RECORDS FOR THIS EXERCISE.
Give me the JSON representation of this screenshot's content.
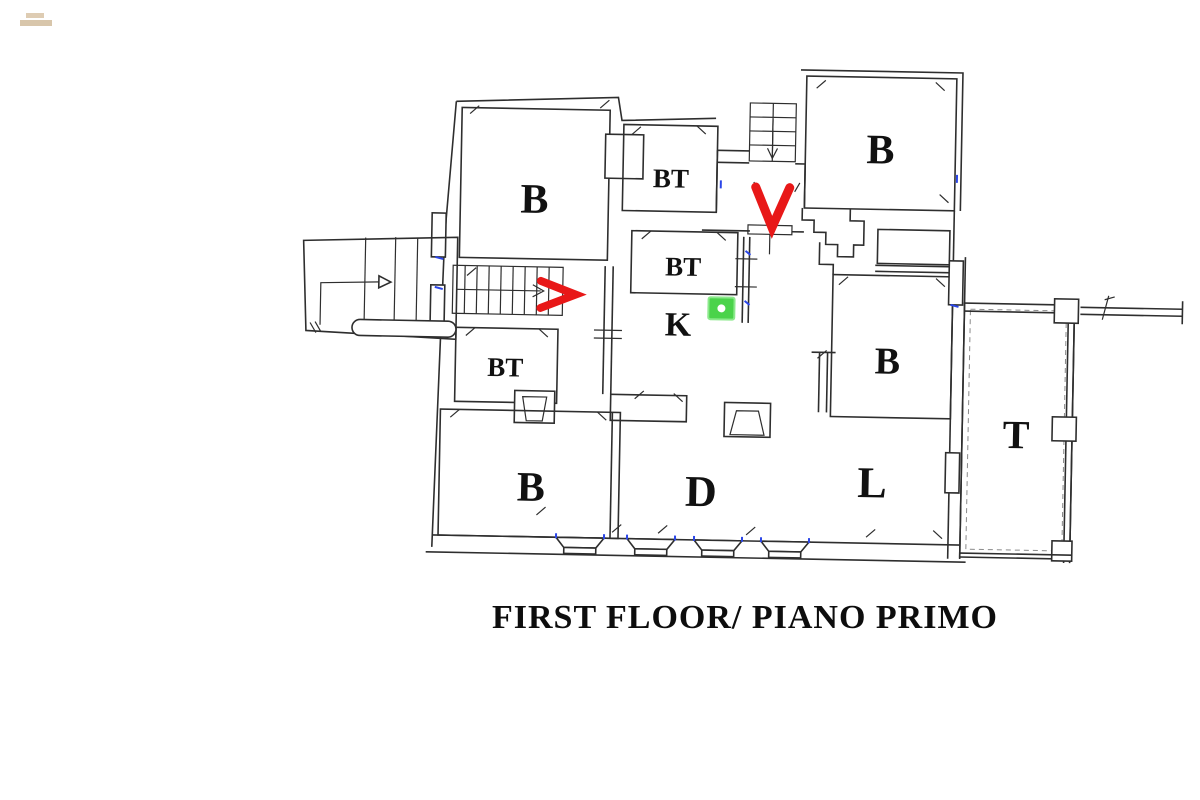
{
  "title": "FIRST FLOOR/ PIANO PRIMO",
  "plan": {
    "rooms": [
      {
        "id": "bedroom-top-left",
        "label": "B"
      },
      {
        "id": "bathroom-top",
        "label": "BT"
      },
      {
        "id": "bedroom-top-right",
        "label": "B"
      },
      {
        "id": "bathroom-middle",
        "label": "BT"
      },
      {
        "id": "kitchen",
        "label": "K"
      },
      {
        "id": "bathroom-left",
        "label": "BT"
      },
      {
        "id": "bedroom-bottom-left",
        "label": "B"
      },
      {
        "id": "dining-room",
        "label": "D"
      },
      {
        "id": "living-room",
        "label": "L"
      },
      {
        "id": "bedroom-right",
        "label": "B"
      },
      {
        "id": "terrace",
        "label": "T"
      }
    ],
    "annotations": {
      "entrance_arrow": {
        "glyph": "V",
        "color": "#e81818"
      },
      "stair_arrow": {
        "glyph": ">",
        "color": "#e81818"
      },
      "position_marker": {
        "fill": "#4ad34a",
        "border": "#8ce98c",
        "dot_color": "#ffffff"
      }
    },
    "colors": {
      "wall": "#2e2e2e",
      "window_mark": "#2b46e8",
      "paper": "#ffffff",
      "watermark": "#c9ae88"
    }
  }
}
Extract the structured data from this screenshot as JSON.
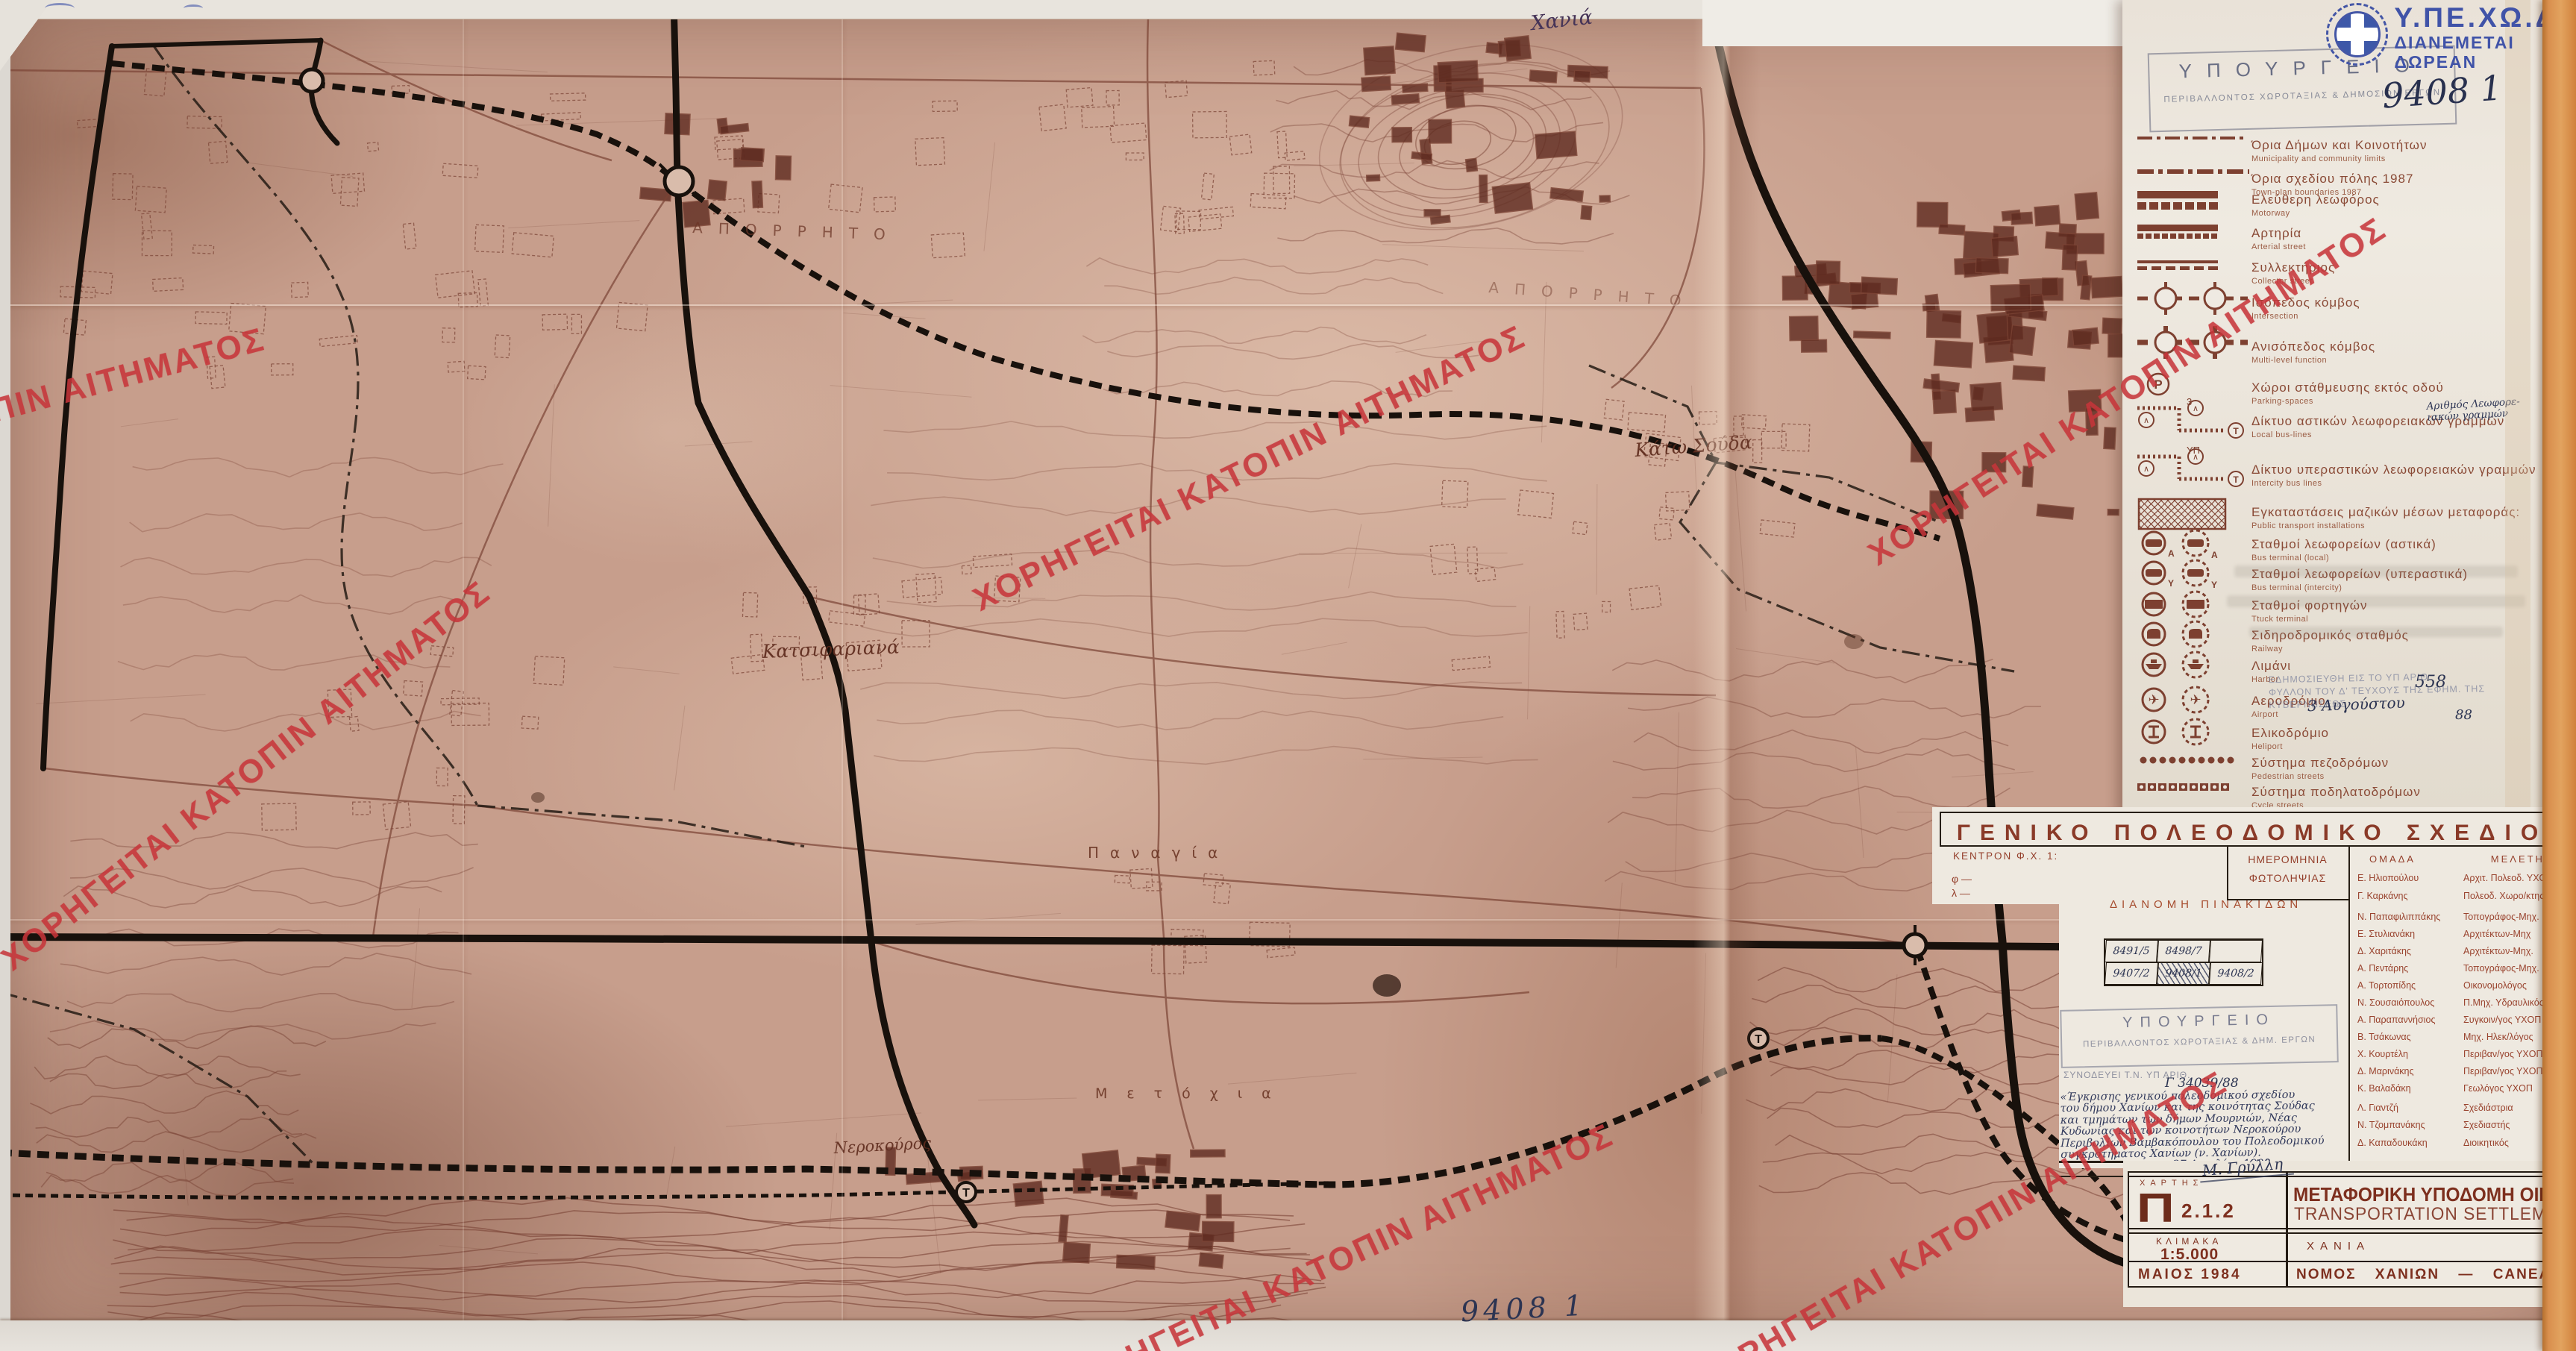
{
  "header": {
    "agency": "Υ.ΠΕ.ΧΩ.Δ.Ε.",
    "distribution_note": "ΔΙΑΝΕΜΕΤΑΙ ΔΩΡΕΑΝ",
    "handwritten_sheet_no": "9408 1",
    "handwritten_city": "Χανιά"
  },
  "watermark": {
    "text": "ΧΟΡΗΓΕΙΤΑΙ ΚΑΤΟΠΙΝ ΑΙΤΗΜΑΤΟΣ",
    "color": "#c8383e"
  },
  "legend": {
    "stamp": {
      "line1": "ΥΠΟΥΡΓΕΙΟ",
      "line2": "ΠΕΡΙΒΑΛΛΟΝΤΟΣ ΧΩΡΟΤΑΞΙΑΣ & ΔΗΜΟΣΙΩΝ ΕΡΓΩΝ"
    },
    "entries": [
      {
        "greek": "Όρια Δήμων και Κοινοτήτων",
        "english": "Municipality and community limits",
        "symbol": "boundary-municipal"
      },
      {
        "greek": "Όρια σχεδίου πόλης 1987",
        "english": "Town-plan boundaries 1987",
        "symbol": "boundary-townplan"
      },
      {
        "greek": "Ελεύθερη λεωφόρος",
        "english": "Motorway",
        "symbol": "motorway"
      },
      {
        "greek": "Αρτηρία",
        "english": "Arterial street",
        "symbol": "arterial"
      },
      {
        "greek": "Συλλεκτήριος",
        "english": "Collector street",
        "symbol": "collector"
      },
      {
        "greek": "Ισόπεδος κόμβος",
        "english": "Intersection",
        "symbol": "intersection"
      },
      {
        "greek": "Ανισόπεδος κόμβος",
        "english": "Multi-level function",
        "symbol": "interchange"
      },
      {
        "greek": "Χώροι στάθμευσης εκτός οδού",
        "english": "Parking-spaces",
        "symbol": "parking"
      },
      {
        "greek": "Δίκτυο αστικών λεωφορειακών γραμμών",
        "english": "Local bus-lines",
        "symbol": "bus-network-local"
      },
      {
        "greek": "Δίκτυο υπεραστικών λεωφορειακών γραμμών",
        "english": "Intercity bus lines",
        "symbol": "bus-network-intercity"
      },
      {
        "greek": "Εγκαταστάσεις μαζικών μέσων μεταφοράς:",
        "english": "Public transport installations",
        "symbol": "transport-installations"
      },
      {
        "greek": "Σταθμοί λεωφορείων (αστικά)",
        "english": "Bus terminal (local)",
        "symbol": "bus-terminal-local"
      },
      {
        "greek": "Σταθμοί λεωφορείων (υπεραστικά)",
        "english": "Bus terminal (intercity)",
        "symbol": "bus-terminal-intercity"
      },
      {
        "greek": "Σταθμοί φορτηγών",
        "english": "Ttuck terminal",
        "symbol": "truck-terminal"
      },
      {
        "greek": "Σιδηροδρομικός σταθμός",
        "english": "Railway",
        "symbol": "railway-station"
      },
      {
        "greek": "Λιμάνι",
        "english": "Harbor",
        "symbol": "harbor"
      },
      {
        "greek": "Αεροδρόμιο",
        "english": "Airport",
        "symbol": "airport"
      },
      {
        "greek": "Ελικοδρόμιο",
        "english": "Heliport",
        "symbol": "heliport"
      },
      {
        "greek": "Σύστημα πεζοδρόμων",
        "english": "Pedestrian streets",
        "symbol": "pedestrian-streets"
      },
      {
        "greek": "Σύστημα ποδηλατοδρόμων",
        "english": "Cycle streets",
        "symbol": "cycle-streets"
      }
    ],
    "bus_note_line1": "Αριθμός Λεωφορε-",
    "bus_note_line2": "ιακών γραμμών",
    "gazette_stamp_line1": "ΕΔΗΜΟΣΙΕΥΘΗ ΕΙΣ ΤΟ ΥΠ ΑΡΙΘ.",
    "gazette_stamp_line2": "ΦΥΛΛΟΝ ΤΟΥ Δ' ΤΕΥΧΟΥΣ ΤΗΣ ΕΦΗΜ. ΤΗΣ ΚΥΒΕΡΝΗΣΕΩΣ",
    "gazette_no": "558",
    "gazette_date": "3 Αυγούστου",
    "gazette_year": "88"
  },
  "title_block": {
    "title": "ΓΕΝΙΚΟ ΠΟΛΕΟΔΟΜΙΚΟ ΣΧΕΔΙΟ",
    "kentron_label": "ΚΕΝΤΡΟΝ Φ.Χ. 1:",
    "phi": "φ —",
    "lambda": "λ —",
    "photo_label_line1": "ΗΜΕΡΟΜΗΝΙΑ",
    "photo_label_line2": "ΦΩΤΟΛΗΨΙΑΣ",
    "team_label_1": "ΟΜΑΔΑ",
    "team_label_2": "ΜΕΛΕΤΗΣ",
    "team": [
      {
        "name": "Ε. Ηλιοπούλου",
        "role": "Αρχιτ. Πολεοδ. ΥΧΟΠ"
      },
      {
        "name": "Γ. Καρκάνης",
        "role": "Πολεοδ. Χωρο/κτης"
      },
      {
        "name": "Ν. Παπαφιλιππάκης",
        "role": "Τοπογράφος-Μηχ."
      },
      {
        "name": "Ε. Στυλιανάκη",
        "role": "Αρχιτέκτων-Μηχ"
      },
      {
        "name": "Δ. Χαριτάκης",
        "role": "Αρχιτέκτων-Μηχ."
      },
      {
        "name": "Α. Πεντάρης",
        "role": "Τοπογράφος-Μηχ."
      },
      {
        "name": "Α. Τορτοπίδης",
        "role": "Οικονομολόγος"
      },
      {
        "name": "Ν. Σουσαιόπουλος",
        "role": "Π.Μηχ. Υδραυλικός"
      },
      {
        "name": "Α. Παραπαννήσιος",
        "role": "Συγκοιν/γος ΥΧΟΠ"
      },
      {
        "name": "Β. Τσάκωνας",
        "role": "Μηχ. Ηλεκ/λόγος"
      },
      {
        "name": "Χ. Κουρτέλη",
        "role": "Περιβαν/γος ΥΧΟΠ"
      },
      {
        "name": "Δ. Μαρινάκης",
        "role": "Περιβαν/γος ΥΧΟΠ"
      },
      {
        "name": "Κ. Βαλαδάκη",
        "role": "Γεωλόγος ΥΧΟΠ"
      },
      {
        "name": "Λ. Γιαντζή",
        "role": "Σχεδιάστρια"
      },
      {
        "name": "Ν. Τζομπανάκης",
        "role": "Σχεδιαστής"
      },
      {
        "name": "Δ. Καπαδουκάκη",
        "role": "Διοικητικός"
      }
    ],
    "distribution_label": "ΔΙΑΝΟΜΗ ΠΙΝΑΚΙΔΩΝ",
    "sheet_grid": [
      [
        "8491/5",
        "8498/7",
        ""
      ],
      [
        "9407/2",
        "9408/1",
        "9408/2"
      ]
    ],
    "stamp2_line1": "ΥΠΟΥΡΓΕΙΟ",
    "stamp2_line2": "ΠΕΡΙΒΑΛΛΟΝΤΟΣ ΧΩΡΟΤΑΞΙΑΣ & ΔΗΜ. ΕΡΓΩΝ",
    "stamp2_line3": "ΣΥΝΟΔΕΥΕΙ Τ.Ν. ΥΠ ΑΡΙΘ.",
    "approval_no": "Γ 34039/88",
    "approval_note_lines": [
      "«Έγκρισης γενικού πολεοδομικού σχεδίου",
      "του δήμου Χανίων και της κοινότητας Σούδας",
      "και τμημάτων των δήμων Μουρνιών, Νέας",
      "Κυδωνίας και των κοινοτήτων Νεροκούρου",
      "Περιβολίων Βαμβακόπουλου του Πολεοδομικού",
      "συγκροτήματος Χανίων (ν. Χανίων).",
      "27 Απριλίου 1988",
      "Η Διευθύντρια"
    ],
    "signature": "Μ. Γρύλλη"
  },
  "map_card": {
    "chartis_label": "ΧΑΡΤΗΣ",
    "code_letter": "Π",
    "code_number": "2.1.2",
    "title_gr": "ΜΕΤΑΦΟΡΙΚΗ ΥΠΟΔΟΜΗ ΟΙΚΙΣΜΟΣ",
    "title_en": "TRANSPORTATION SETTLEMENT",
    "scale_label": "ΚΛΙΜΑΚΑ",
    "scale": "1:5.000",
    "city": "ΧΑΝΙΑ",
    "date": "ΜΑΙΟΣ 1984",
    "prefecture": "ΝΟΜΟΣ ΧΑΝΙΩΝ — CANEA"
  },
  "map_labels": {
    "katsifariana": "Κατσιφαριανά",
    "panagia": "Παναγία",
    "metochia": "Μετόχια",
    "nerokouros": "Νεροκούρος",
    "kato_souda": "Κάτω Σούδα",
    "aporrito": "ΑΠΟΡΡΗΤΟ",
    "bottom_sheet_no": "9408 1"
  }
}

INSTRUCTION.
Return every line in the listing that contains the word "left".

TASK SOLUTION.
        "id": "bedroom-top-left",
        "id": "bathroom-left",
        "id": "bedroom-bottom-left",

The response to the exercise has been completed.